> **WORK ITEM**
According to the interview on dealer responses to online customers, what does the difficulty of putting these improvements into action all boil down to?

That’s a good question. Quality is a rather vague term, but here is where we did something progressive. We understand it’s easy to throw around words like “quality” but hard to grasp what these words actually mean. So in analyzing thousands of responses we noticed that there were five key elements which repeatedly surfaced when determining the likelihood of a sale. These key elements, as outlined in our whitepaper, together embody quality. We assigned different values to each element to quantify that “quality”.
Our goal was to simplify the abstract idea of quality to a concrete, quantifiable piece. We did this not just to help us read our data, but also so that dealers could actually measure quality; so that they would be provided with actionable information, not just information.
- Clearly the big takeaway from the paper is that a dealer that provides a quality initial response is 5X more likely to close the sale. Imagine this little interview went to all dealerships in Canada. What 3 things would you want them to start doing to benefit from this 5X impact?
Answer quickly, answer well and answer all the customer’s questions, both explicit and implied questions. The prime example for this last item would be request a quote. If you’re getting a request a quote, provide a price in your response. It is called a “request a quote” for a reason and avoiding the answer has proven to be more harmful than not responding at all. You don’t want to damage your chance of a sale with an inadequate reply and when you’re only focusing on speed, it’s easy to lose sight of that.
Additionally, and just as important, ask a question back to the consumer that is relevant to the request but hadn’t been asked in the initial request. Try and get them to engage with you. It really is just Sales .
- If that's all it takes, then why aren't dealers paying attention to their data and making these improvements? What makes it so hard to action and put these improvements into action?
I’m glad you asked this. It all boils down to the lack of a process. Sales consultants are great at doing what they do in the showroom, but what happens when the environment changes? What happens when you don’t have the customer physically there, standing in your dealership, to ask you questions, answer your questions and for you to get a feel for what they’re looking for? It’s always easier to build a relationship with someone face to face and when you take that face to face component out of the equation, it becomes a struggle. Dealers need a process for engaging with their customers in their digital showroom and transferring their showroom skills to their e-relationships with online customers.

> **RECORDS PROVIDED**
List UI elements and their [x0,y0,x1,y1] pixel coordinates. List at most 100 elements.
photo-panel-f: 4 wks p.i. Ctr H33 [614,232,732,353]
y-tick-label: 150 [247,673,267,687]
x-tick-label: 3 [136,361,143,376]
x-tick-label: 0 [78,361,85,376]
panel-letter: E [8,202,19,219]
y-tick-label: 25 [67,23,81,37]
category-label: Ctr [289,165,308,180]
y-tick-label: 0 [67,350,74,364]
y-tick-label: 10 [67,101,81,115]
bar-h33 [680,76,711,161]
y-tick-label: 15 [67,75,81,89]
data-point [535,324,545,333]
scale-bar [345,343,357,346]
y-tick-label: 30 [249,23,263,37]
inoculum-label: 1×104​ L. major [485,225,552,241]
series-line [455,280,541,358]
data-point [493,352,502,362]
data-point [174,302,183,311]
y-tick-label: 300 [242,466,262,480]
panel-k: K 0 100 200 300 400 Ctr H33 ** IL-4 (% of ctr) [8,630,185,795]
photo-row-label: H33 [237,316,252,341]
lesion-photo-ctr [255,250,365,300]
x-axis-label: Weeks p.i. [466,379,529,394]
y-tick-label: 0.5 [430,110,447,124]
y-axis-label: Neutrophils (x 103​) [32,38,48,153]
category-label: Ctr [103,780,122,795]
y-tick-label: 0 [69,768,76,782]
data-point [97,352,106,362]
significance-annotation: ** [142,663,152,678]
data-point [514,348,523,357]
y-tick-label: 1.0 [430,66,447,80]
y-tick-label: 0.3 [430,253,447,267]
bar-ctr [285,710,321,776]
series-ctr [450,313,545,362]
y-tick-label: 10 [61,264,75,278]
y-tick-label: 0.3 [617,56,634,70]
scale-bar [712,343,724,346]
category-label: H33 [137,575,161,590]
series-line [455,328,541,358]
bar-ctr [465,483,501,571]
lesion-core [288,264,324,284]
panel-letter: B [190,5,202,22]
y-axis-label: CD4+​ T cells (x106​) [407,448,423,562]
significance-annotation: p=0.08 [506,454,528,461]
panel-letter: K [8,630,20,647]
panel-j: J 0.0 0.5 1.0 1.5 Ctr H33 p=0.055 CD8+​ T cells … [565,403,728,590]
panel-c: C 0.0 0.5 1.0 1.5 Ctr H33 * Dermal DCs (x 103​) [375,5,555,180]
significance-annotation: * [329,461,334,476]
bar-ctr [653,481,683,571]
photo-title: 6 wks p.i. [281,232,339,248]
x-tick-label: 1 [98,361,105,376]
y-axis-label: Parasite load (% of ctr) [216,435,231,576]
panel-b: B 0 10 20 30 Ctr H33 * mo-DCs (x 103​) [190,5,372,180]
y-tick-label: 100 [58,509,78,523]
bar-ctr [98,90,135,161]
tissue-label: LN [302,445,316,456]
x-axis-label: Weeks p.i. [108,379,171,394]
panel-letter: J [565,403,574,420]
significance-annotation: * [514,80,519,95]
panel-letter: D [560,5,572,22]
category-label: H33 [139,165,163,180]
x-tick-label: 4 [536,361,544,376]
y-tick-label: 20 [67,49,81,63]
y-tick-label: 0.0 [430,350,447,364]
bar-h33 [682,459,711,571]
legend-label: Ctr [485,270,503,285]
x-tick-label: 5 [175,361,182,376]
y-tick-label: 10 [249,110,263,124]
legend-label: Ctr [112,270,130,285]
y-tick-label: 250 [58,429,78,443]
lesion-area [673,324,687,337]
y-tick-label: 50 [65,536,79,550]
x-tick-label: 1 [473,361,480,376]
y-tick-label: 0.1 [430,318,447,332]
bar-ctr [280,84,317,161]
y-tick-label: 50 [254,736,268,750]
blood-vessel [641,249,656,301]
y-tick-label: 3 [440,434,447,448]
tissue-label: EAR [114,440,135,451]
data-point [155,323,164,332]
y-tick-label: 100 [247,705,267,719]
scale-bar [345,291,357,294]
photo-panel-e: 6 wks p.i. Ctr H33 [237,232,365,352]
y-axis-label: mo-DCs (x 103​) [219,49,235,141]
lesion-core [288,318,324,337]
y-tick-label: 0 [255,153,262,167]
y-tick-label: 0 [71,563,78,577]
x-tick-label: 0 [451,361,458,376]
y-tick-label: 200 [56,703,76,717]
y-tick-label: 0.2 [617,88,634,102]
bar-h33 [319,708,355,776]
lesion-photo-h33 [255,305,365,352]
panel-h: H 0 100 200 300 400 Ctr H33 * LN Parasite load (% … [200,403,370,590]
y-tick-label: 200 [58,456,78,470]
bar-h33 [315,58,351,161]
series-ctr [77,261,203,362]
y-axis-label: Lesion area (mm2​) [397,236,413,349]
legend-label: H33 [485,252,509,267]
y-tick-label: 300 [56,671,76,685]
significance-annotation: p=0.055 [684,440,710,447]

> **RESPONSE TO THIS TASK**
The lack of a process.